====== INPUT RECORDS ======
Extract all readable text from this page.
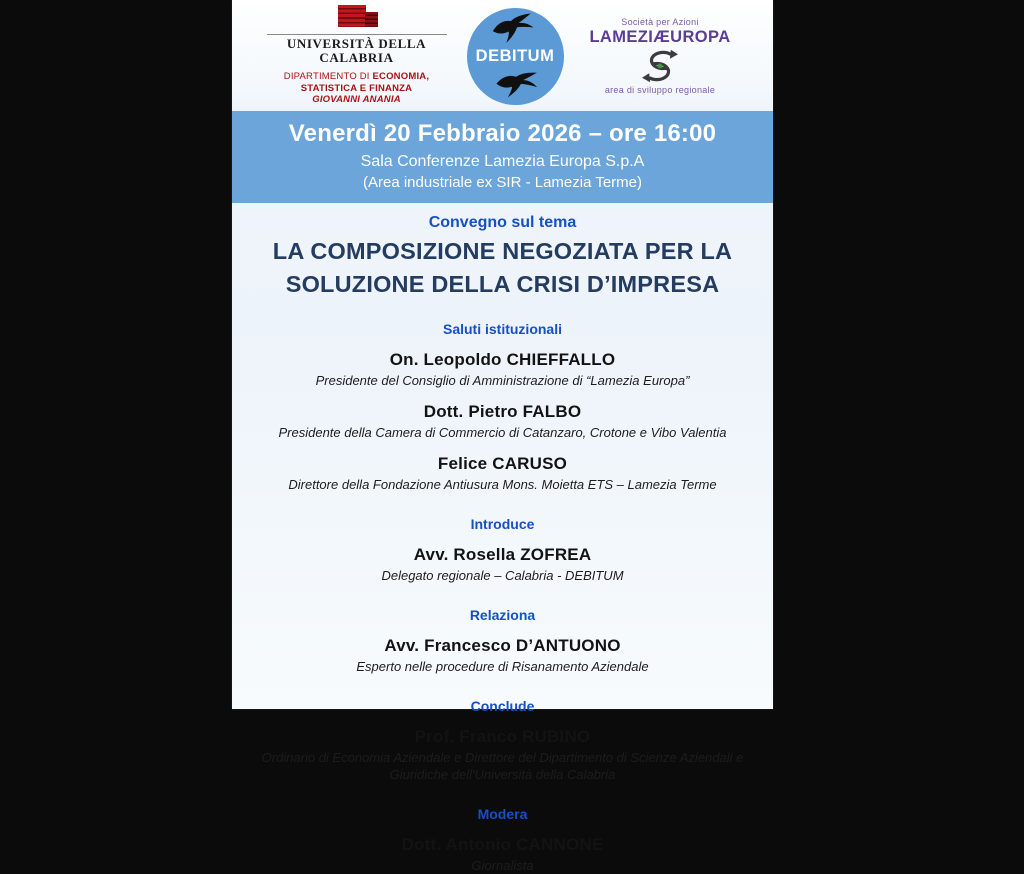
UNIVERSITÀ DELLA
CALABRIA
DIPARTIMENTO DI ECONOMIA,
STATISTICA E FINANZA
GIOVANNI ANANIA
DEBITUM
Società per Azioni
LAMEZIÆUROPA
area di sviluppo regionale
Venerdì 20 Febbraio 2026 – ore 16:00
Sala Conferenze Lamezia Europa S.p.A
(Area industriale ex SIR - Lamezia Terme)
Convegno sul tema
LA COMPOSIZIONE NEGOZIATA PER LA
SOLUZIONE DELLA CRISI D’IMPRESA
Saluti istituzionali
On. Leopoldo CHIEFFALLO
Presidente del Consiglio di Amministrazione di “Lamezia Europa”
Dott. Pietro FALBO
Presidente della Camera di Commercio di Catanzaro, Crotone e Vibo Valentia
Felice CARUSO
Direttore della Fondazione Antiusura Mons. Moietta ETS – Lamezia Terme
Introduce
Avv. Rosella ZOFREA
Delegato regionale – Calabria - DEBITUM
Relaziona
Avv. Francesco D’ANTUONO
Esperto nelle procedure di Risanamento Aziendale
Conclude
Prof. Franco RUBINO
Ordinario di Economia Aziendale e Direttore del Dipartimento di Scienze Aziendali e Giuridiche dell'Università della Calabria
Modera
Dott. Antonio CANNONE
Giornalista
======
====== INPUT RECORDS ======
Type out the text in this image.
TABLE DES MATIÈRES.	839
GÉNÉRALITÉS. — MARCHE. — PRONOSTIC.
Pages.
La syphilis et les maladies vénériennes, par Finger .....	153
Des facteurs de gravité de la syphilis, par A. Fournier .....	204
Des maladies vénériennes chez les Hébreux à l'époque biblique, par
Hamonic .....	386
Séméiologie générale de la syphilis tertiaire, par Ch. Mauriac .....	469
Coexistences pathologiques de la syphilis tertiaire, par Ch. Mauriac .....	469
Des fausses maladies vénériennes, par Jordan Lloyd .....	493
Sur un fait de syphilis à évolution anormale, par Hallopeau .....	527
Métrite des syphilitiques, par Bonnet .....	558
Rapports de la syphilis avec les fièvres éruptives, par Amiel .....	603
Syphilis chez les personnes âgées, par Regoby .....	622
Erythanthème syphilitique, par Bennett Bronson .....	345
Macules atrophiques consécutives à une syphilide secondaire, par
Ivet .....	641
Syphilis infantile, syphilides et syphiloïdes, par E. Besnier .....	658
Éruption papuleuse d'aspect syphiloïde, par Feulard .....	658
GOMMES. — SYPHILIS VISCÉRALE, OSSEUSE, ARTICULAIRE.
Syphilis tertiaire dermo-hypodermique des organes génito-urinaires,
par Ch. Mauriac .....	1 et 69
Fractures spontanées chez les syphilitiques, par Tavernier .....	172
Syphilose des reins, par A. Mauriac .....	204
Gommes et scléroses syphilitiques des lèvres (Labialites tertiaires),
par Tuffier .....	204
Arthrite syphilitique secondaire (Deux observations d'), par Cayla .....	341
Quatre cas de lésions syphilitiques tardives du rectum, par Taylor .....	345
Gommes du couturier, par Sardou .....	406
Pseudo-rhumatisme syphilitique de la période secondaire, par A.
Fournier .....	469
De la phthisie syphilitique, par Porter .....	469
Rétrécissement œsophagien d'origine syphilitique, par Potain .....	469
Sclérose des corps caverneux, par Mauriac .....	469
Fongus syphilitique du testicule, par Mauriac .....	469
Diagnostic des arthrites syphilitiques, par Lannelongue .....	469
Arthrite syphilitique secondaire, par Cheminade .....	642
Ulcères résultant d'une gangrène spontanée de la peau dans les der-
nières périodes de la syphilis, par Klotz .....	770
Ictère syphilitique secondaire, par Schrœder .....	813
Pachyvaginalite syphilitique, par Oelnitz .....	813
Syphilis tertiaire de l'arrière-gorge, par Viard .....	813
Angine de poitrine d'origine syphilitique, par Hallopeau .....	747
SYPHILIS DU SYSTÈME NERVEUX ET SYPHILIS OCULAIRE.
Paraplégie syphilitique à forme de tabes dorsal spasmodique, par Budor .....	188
======
▶ GIVEN TASK
Whenever "DEBITUM" turns up in a line, pick that line out.

▶ EXERCISE RESPONSE
DEBITUM
Delegato regionale – Calabria - DEBITUM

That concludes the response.